(Raw records)
○ ○ ○ ○ ○
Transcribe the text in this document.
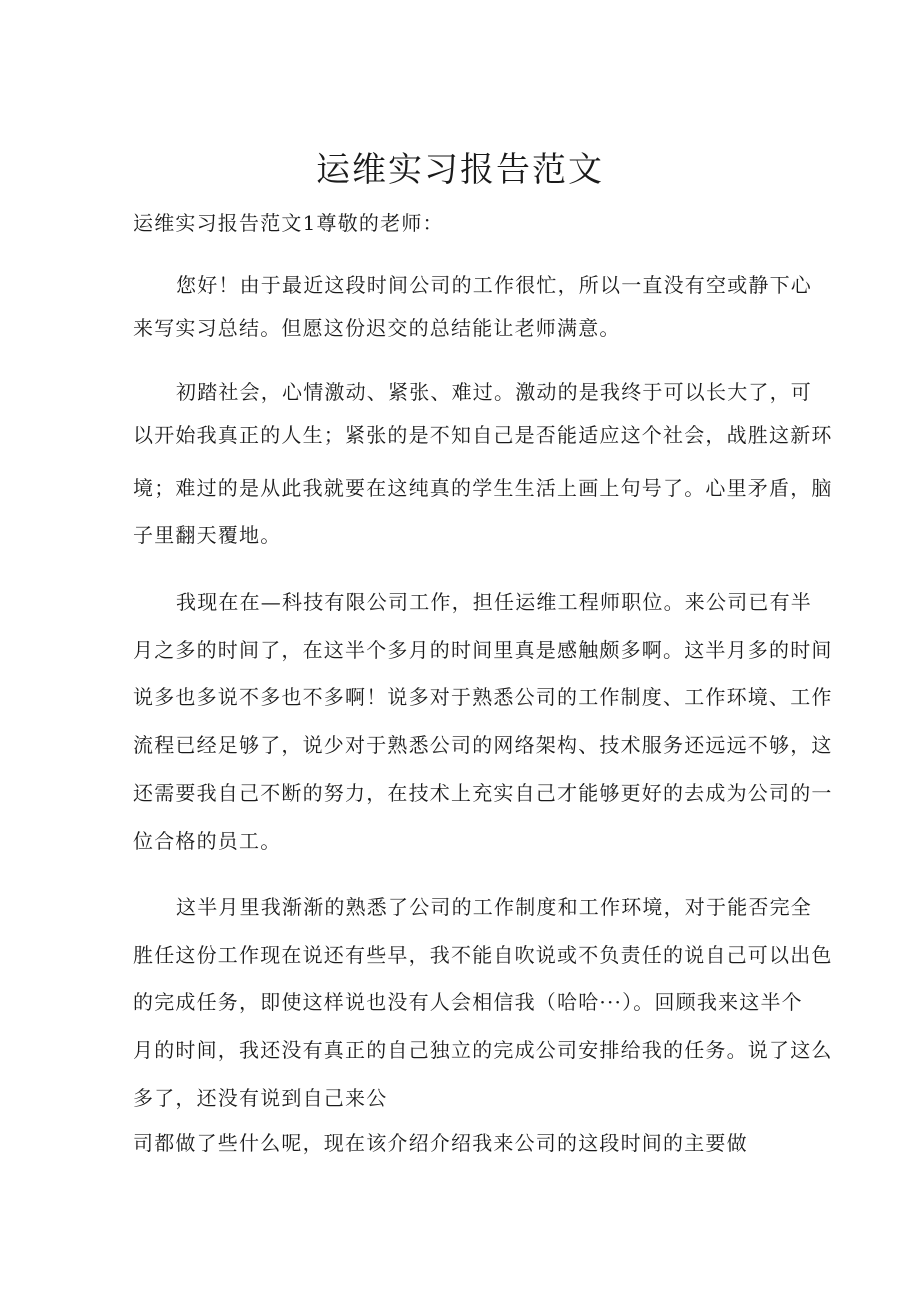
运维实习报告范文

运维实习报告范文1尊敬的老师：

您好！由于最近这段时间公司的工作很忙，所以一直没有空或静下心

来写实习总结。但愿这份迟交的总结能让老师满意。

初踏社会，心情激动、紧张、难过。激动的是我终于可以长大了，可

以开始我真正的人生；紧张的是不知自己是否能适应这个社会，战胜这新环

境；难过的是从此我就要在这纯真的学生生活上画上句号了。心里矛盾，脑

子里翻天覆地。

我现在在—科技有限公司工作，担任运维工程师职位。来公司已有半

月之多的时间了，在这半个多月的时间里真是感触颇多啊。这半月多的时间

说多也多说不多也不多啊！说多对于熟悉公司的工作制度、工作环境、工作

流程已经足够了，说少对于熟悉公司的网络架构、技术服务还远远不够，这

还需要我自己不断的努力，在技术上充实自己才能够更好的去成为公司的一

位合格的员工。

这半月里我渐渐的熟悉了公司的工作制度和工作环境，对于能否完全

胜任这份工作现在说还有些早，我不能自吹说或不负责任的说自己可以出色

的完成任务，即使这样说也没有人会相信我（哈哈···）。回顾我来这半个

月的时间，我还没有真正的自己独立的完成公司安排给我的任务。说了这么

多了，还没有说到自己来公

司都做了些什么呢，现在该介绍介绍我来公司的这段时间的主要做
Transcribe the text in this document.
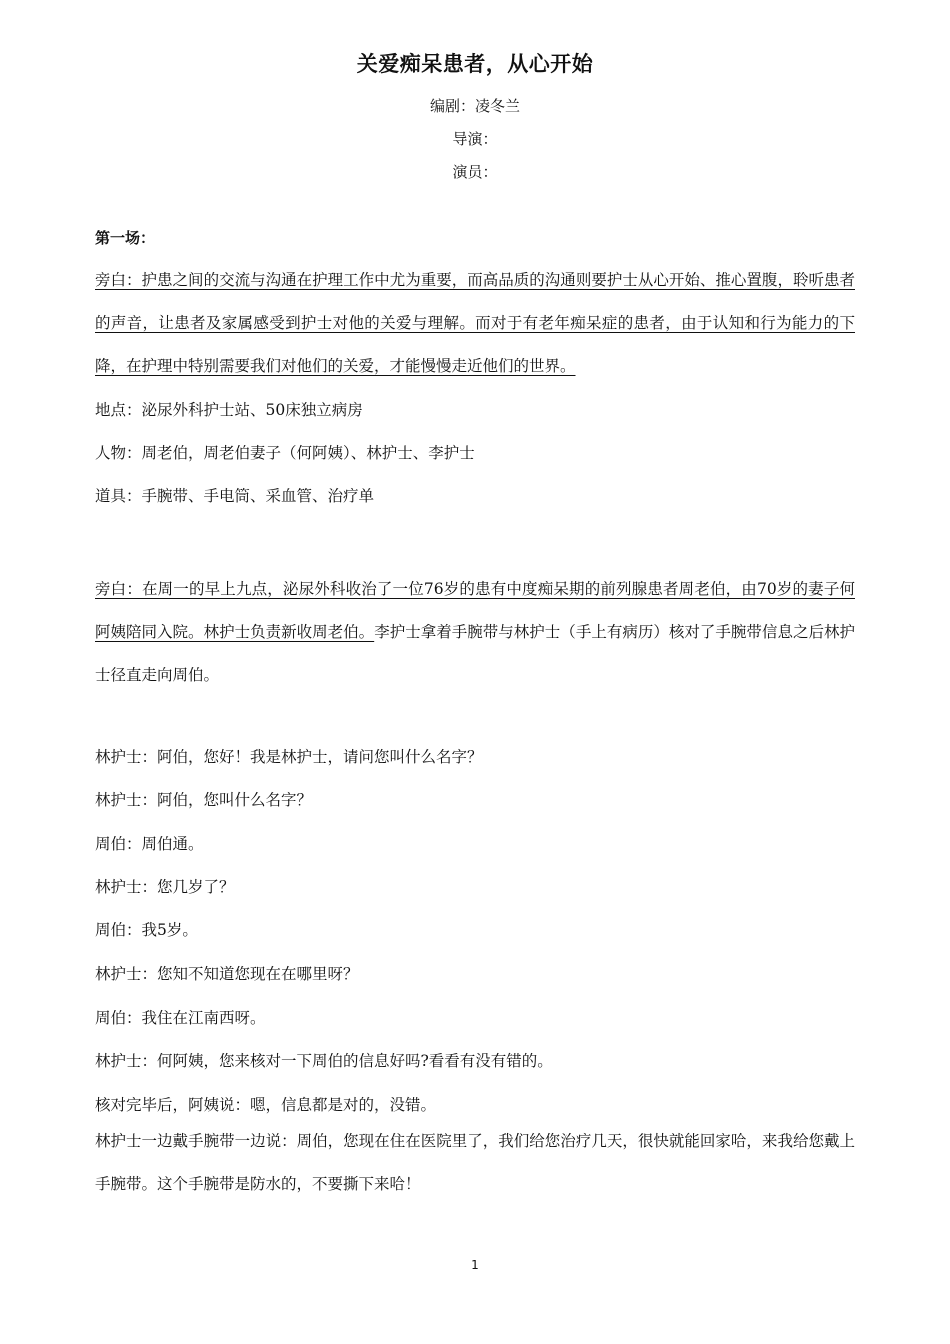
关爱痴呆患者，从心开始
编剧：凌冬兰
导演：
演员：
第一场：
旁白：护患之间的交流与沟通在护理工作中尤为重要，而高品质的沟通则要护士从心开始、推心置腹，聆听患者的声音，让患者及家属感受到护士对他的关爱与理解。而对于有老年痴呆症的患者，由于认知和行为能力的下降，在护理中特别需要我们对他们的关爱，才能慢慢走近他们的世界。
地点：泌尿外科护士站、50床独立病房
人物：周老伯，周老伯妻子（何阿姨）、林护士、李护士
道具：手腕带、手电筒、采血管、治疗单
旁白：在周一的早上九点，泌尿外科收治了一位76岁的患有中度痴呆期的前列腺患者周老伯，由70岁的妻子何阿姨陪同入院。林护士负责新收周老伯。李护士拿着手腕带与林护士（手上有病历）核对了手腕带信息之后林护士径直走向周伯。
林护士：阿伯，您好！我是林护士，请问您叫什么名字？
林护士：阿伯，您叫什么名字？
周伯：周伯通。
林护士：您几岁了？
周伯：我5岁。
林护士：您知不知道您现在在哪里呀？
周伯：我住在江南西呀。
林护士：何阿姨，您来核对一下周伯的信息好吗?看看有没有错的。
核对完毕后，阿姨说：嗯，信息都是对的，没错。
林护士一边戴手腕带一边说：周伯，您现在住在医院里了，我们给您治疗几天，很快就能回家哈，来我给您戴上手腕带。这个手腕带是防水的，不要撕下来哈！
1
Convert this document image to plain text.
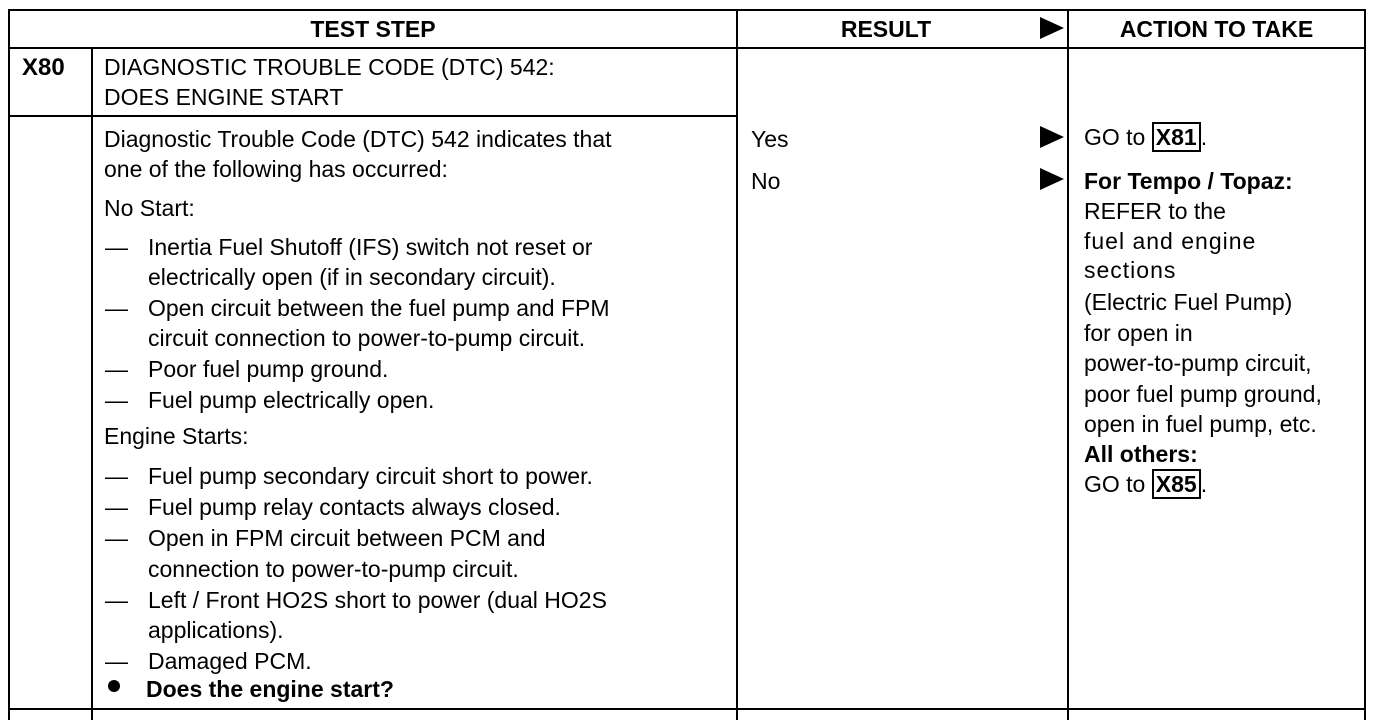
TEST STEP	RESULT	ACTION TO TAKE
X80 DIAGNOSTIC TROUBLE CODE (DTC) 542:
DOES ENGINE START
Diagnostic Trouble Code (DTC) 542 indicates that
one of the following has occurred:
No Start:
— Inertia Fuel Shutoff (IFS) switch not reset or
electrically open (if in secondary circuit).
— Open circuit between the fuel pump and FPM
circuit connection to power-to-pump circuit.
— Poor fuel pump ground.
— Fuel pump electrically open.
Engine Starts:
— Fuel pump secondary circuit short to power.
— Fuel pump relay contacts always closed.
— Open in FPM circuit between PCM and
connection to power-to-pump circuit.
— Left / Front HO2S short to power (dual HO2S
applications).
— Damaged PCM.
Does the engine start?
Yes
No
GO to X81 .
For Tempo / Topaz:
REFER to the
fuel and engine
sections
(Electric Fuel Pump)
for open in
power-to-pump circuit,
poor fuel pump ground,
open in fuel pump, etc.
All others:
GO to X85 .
○ ○ ○ ○ ○
## Given problem
The records above must be printed exactly; the pictures stay out.

## Completed exercise
Transcribe the text in this document.
运维实习报告范文

运维实习报告范文1尊敬的老师：

您好！由于最近这段时间公司的工作很忙，所以一直没有空或静下心

来写实习总结。但愿这份迟交的总结能让老师满意。

初踏社会，心情激动、紧张、难过。激动的是我终于可以长大了，可

以开始我真正的人生；紧张的是不知自己是否能适应这个社会，战胜这新环

境；难过的是从此我就要在这纯真的学生生活上画上句号了。心里矛盾，脑

子里翻天覆地。

我现在在—科技有限公司工作，担任运维工程师职位。来公司已有半

月之多的时间了，在这半个多月的时间里真是感触颇多啊。这半月多的时间

说多也多说不多也不多啊！说多对于熟悉公司的工作制度、工作环境、工作

流程已经足够了，说少对于熟悉公司的网络架构、技术服务还远远不够，这

还需要我自己不断的努力，在技术上充实自己才能够更好的去成为公司的一

位合格的员工。

这半月里我渐渐的熟悉了公司的工作制度和工作环境，对于能否完全

胜任这份工作现在说还有些早，我不能自吹说或不负责任的说自己可以出色

的完成任务，即使这样说也没有人会相信我（哈哈···）。回顾我来这半个

月的时间，我还没有真正的自己独立的完成公司安排给我的任务。说了这么

多了，还没有说到自己来公

司都做了些什么呢，现在该介绍介绍我来公司的这段时间的主要做
Transcribe the text in this document.
关爱痴呆患者，从心开始
编剧：凌冬兰
导演：
演员：
第一场：
旁白：护患之间的交流与沟通在护理工作中尤为重要，而高品质的沟通则要护士从心开始、推心置腹，聆听患者的声音，让患者及家属感受到护士对他的关爱与理解。而对于有老年痴呆症的患者，由于认知和行为能力的下降，在护理中特别需要我们对他们的关爱，才能慢慢走近他们的世界。
地点：泌尿外科护士站、50床独立病房
人物：周老伯，周老伯妻子（何阿姨）、林护士、李护士
道具：手腕带、手电筒、采血管、治疗单
旁白：在周一的早上九点，泌尿外科收治了一位76岁的患有中度痴呆期的前列腺患者周老伯，由70岁的妻子何阿姨陪同入院。林护士负责新收周老伯。李护士拿着手腕带与林护士（手上有病历）核对了手腕带信息之后林护士径直走向周伯。
林护士：阿伯，您好！我是林护士，请问您叫什么名字？
林护士：阿伯，您叫什么名字？
周伯：周伯通。
林护士：您几岁了？
周伯：我5岁。
林护士：您知不知道您现在在哪里呀？
周伯：我住在江南西呀。
林护士：何阿姨，您来核对一下周伯的信息好吗?看看有没有错的。
核对完毕后，阿姨说：嗯，信息都是对的，没错。
林护士一边戴手腕带一边说：周伯，您现在住在医院里了，我们给您治疗几天，很快就能回家哈，来我给您戴上手腕带。这个手腕带是防水的，不要撕下来哈！
1
Convert this document image to plain text.
TEST STEP	RESULT	ACTION TO TAKE
X80 DIAGNOSTIC TROUBLE CODE (DTC) 542:
DOES ENGINE START
Diagnostic Trouble Code (DTC) 542 indicates that
one of the following has occurred:
No Start:
— Inertia Fuel Shutoff (IFS) switch not reset or
electrically open (if in secondary circuit).
— Open circuit between the fuel pump and FPM
circuit connection to power-to-pump circuit.
— Poor fuel pump ground.
— Fuel pump electrically open.
Engine Starts:
— Fuel pump secondary circuit short to power.
— Fuel pump relay contacts always closed.
— Open in FPM circuit between PCM and
connection to power-to-pump circuit.
— Left / Front HO2S short to power (dual HO2S
applications).
— Damaged PCM.
Does the engine start?
Yes
No
GO to X81 .
For Tempo / Topaz:
REFER to the
fuel and engine
sections
(Electric Fuel Pump)
for open in
power-to-pump circuit,
poor fuel pump ground,
open in fuel pump, etc.
All others:
GO to X85 .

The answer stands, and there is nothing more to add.